◆ Objective:
Select and copy out every line in the records containing "JSON".

◆ Extracted data:
==================================================

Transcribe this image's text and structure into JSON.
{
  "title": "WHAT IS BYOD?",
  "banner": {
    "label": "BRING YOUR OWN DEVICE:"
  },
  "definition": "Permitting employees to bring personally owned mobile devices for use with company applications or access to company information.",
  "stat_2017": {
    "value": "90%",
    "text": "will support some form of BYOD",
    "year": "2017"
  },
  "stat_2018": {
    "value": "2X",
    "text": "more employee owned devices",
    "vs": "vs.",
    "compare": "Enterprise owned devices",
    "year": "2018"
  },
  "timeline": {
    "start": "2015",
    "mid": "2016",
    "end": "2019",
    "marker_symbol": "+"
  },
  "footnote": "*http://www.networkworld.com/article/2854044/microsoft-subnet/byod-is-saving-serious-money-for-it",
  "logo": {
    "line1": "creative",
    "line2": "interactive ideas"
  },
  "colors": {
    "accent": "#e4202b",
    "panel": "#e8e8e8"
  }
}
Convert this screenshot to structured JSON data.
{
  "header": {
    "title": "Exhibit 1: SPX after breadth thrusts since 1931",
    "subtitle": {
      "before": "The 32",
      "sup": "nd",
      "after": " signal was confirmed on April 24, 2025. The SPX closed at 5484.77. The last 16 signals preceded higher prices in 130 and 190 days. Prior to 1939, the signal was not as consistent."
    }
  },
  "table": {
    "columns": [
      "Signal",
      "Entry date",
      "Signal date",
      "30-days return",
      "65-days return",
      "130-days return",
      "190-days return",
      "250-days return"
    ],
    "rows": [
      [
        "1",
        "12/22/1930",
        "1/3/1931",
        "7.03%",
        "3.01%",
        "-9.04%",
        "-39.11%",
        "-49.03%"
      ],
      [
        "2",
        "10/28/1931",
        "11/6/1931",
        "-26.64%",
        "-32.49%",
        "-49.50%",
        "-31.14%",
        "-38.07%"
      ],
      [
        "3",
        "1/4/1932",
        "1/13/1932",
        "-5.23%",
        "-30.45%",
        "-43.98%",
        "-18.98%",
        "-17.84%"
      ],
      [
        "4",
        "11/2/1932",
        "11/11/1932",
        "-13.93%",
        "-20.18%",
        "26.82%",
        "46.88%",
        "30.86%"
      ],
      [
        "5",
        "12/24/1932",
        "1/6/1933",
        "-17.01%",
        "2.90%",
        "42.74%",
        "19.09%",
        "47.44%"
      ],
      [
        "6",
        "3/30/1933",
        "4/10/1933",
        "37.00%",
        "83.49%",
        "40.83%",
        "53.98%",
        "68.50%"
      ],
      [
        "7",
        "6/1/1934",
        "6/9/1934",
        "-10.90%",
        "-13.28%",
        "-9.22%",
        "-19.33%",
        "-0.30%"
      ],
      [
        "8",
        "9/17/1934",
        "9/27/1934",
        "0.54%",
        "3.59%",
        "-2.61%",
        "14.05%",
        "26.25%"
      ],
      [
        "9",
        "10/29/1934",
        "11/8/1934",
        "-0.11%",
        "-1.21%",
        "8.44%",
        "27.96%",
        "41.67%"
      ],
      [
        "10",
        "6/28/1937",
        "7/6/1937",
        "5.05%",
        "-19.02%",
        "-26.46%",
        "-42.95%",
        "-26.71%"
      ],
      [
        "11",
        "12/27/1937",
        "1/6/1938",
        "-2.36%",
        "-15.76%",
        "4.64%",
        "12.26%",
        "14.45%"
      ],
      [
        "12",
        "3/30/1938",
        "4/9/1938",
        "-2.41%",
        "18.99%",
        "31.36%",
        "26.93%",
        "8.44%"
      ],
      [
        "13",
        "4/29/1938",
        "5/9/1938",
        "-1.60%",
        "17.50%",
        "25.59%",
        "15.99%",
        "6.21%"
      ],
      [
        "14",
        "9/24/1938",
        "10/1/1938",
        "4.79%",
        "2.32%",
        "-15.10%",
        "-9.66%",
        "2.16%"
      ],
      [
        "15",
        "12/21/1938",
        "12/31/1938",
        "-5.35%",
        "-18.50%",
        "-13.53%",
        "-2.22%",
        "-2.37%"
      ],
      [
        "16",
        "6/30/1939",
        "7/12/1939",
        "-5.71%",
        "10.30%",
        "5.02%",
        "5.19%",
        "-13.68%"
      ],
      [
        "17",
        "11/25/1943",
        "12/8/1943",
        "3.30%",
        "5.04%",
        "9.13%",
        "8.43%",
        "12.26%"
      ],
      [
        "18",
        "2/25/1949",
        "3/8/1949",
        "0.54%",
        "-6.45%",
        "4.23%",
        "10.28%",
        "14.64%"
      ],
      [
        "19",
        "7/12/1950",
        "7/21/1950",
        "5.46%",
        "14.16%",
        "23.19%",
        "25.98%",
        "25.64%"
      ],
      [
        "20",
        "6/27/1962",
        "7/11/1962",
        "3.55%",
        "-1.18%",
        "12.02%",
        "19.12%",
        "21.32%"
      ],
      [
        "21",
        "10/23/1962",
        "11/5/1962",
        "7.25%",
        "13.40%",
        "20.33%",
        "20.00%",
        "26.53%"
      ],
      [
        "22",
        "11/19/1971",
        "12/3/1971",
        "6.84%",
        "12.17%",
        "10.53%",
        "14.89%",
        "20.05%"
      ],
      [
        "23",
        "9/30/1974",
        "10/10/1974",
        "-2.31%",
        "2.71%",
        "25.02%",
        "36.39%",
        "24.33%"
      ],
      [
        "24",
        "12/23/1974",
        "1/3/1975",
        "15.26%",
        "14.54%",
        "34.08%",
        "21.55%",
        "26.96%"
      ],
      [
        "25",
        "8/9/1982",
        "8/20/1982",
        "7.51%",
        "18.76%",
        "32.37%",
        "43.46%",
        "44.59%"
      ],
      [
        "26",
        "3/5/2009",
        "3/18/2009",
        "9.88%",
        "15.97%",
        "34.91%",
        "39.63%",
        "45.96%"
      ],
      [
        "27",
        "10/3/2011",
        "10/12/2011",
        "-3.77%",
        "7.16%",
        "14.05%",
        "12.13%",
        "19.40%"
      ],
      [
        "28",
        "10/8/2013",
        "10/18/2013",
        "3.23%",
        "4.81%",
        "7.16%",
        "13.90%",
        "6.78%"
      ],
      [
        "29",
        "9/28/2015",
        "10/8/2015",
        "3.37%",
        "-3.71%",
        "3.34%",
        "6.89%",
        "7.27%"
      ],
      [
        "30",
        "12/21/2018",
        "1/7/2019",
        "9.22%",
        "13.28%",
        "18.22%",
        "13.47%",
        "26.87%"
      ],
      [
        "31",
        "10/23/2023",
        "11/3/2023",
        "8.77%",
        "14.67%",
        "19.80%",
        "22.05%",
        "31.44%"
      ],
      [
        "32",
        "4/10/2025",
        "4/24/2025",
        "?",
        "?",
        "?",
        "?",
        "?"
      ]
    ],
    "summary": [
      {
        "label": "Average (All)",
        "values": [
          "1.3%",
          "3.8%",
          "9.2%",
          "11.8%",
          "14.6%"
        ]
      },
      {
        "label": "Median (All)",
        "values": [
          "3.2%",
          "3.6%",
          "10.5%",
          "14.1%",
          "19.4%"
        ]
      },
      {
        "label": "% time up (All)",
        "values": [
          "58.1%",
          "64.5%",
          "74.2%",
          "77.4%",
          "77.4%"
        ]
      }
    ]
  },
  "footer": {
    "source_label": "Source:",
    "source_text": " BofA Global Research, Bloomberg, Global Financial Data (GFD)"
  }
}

==================================================

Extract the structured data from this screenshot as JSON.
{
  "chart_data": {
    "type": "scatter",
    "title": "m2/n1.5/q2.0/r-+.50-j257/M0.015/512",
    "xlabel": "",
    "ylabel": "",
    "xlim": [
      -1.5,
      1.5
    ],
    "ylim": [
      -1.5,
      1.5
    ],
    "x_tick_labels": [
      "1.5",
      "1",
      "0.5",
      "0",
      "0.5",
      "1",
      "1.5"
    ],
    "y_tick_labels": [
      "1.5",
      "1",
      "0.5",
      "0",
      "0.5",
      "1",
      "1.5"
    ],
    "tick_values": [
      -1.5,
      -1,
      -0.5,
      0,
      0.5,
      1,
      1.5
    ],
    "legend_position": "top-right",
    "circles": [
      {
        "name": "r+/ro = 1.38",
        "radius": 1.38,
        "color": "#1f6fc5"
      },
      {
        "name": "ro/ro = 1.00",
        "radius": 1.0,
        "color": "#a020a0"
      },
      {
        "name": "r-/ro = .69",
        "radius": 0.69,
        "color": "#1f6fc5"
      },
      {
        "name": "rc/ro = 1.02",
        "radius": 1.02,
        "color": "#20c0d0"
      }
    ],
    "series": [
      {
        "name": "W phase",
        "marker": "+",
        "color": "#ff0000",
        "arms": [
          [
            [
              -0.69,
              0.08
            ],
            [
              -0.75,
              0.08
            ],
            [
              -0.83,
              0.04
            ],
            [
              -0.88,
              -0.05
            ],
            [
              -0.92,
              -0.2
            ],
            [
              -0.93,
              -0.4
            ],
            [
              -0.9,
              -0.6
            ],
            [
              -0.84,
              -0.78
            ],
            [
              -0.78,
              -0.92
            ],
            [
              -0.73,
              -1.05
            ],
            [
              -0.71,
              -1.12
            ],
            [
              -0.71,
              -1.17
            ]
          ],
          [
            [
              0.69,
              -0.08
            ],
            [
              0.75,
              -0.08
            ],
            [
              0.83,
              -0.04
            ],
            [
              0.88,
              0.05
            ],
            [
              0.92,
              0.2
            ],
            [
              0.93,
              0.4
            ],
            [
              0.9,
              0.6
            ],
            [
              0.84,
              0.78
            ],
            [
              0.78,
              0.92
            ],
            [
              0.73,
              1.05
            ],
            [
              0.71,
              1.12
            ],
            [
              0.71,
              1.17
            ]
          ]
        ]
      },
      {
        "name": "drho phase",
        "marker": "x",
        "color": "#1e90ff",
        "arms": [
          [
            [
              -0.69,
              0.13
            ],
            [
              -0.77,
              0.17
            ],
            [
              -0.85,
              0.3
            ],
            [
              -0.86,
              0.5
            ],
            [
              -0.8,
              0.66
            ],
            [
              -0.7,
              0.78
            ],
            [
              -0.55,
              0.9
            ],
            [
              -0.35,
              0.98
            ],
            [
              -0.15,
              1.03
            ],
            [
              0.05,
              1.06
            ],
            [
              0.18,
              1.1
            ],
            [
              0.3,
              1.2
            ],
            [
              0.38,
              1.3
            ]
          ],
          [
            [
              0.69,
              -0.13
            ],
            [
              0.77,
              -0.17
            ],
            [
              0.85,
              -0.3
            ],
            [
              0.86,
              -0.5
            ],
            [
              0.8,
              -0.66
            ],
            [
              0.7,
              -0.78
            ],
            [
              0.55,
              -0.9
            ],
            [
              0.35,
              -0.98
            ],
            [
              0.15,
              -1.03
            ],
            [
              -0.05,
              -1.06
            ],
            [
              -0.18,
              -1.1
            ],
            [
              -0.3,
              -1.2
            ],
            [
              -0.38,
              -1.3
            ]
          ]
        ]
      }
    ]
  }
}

==================================================

◆ Exercise response:
Transcribe this image's text and structure into JSON.
Convert this screenshot to structured JSON data.
Extract the structured data from this screenshot as JSON.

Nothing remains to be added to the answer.